Entries taken from a collection
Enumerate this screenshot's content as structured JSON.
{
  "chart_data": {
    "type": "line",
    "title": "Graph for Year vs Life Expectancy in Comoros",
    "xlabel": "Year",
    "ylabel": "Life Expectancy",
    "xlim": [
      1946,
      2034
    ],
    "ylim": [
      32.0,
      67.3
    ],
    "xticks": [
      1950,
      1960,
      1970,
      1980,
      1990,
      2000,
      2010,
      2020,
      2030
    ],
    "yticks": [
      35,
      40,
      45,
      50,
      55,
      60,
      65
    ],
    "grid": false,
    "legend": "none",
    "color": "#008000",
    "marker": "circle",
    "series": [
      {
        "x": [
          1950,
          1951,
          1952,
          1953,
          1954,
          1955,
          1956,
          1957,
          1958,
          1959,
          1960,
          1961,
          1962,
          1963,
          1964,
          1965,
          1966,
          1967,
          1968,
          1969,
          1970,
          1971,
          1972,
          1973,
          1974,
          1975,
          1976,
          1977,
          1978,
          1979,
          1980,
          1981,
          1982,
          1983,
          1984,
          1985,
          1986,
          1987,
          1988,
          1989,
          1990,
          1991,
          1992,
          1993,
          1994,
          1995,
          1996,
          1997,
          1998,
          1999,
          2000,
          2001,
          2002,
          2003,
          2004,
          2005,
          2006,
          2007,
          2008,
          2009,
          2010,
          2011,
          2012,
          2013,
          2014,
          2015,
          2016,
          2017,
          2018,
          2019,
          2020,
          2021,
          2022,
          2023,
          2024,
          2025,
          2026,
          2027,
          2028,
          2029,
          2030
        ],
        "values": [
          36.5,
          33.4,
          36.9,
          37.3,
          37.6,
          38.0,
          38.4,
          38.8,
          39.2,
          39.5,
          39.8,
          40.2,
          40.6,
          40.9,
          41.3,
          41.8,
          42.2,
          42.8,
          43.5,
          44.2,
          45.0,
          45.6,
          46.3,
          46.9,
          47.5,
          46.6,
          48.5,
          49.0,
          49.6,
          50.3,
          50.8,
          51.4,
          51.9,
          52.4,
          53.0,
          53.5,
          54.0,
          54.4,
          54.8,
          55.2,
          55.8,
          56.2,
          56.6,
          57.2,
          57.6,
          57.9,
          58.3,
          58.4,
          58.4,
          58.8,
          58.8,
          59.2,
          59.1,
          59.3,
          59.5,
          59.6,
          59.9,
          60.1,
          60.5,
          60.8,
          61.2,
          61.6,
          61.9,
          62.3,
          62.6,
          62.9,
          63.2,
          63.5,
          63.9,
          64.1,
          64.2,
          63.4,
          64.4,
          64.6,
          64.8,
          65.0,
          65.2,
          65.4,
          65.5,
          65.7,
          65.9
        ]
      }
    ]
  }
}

_Your goal_.
Check each line of the records for the word "Expectancy" and extract those that contain it.

_Result_.
    "title": "Graph for Year vs Life Expectancy in Comoros",
    "ylabel": "Life Expectancy",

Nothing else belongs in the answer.